| Extracted entries |
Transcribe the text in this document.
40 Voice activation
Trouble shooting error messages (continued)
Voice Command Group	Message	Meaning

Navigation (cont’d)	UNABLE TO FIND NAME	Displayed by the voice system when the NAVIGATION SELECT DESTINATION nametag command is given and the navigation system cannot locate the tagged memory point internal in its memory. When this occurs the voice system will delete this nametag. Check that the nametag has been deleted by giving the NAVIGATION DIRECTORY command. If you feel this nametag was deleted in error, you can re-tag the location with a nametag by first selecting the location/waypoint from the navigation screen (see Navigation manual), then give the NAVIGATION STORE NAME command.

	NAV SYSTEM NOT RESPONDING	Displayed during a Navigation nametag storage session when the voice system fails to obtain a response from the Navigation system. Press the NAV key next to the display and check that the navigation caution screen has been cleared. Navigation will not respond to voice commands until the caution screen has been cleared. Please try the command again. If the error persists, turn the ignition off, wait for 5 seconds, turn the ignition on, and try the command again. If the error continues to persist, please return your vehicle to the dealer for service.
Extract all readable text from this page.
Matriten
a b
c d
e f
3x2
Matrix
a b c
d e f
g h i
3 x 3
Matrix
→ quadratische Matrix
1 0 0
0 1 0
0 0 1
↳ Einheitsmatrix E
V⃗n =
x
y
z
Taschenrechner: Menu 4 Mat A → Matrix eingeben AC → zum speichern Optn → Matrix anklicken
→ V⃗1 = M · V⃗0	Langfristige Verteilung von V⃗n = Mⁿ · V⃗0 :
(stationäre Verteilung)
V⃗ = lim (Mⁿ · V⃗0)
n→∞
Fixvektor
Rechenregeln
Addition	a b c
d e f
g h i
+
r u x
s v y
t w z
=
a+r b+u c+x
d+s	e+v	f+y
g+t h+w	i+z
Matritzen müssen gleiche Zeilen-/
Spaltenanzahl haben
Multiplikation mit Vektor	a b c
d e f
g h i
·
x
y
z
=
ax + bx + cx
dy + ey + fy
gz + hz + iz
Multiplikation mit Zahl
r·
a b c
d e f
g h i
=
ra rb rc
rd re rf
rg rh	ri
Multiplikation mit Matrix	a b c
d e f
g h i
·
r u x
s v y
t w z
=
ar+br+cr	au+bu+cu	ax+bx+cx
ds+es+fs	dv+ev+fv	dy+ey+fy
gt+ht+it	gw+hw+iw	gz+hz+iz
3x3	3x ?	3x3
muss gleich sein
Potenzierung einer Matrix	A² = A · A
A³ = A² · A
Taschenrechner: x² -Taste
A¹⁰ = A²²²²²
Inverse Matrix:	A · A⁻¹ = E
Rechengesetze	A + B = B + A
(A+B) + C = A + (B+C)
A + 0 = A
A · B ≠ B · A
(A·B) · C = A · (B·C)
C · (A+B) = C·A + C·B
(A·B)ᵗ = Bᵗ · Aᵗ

| What this task involves |
Each line of the material that holds the string "Taschenrechner" counts once; give the total alone.

| Problem solution |
2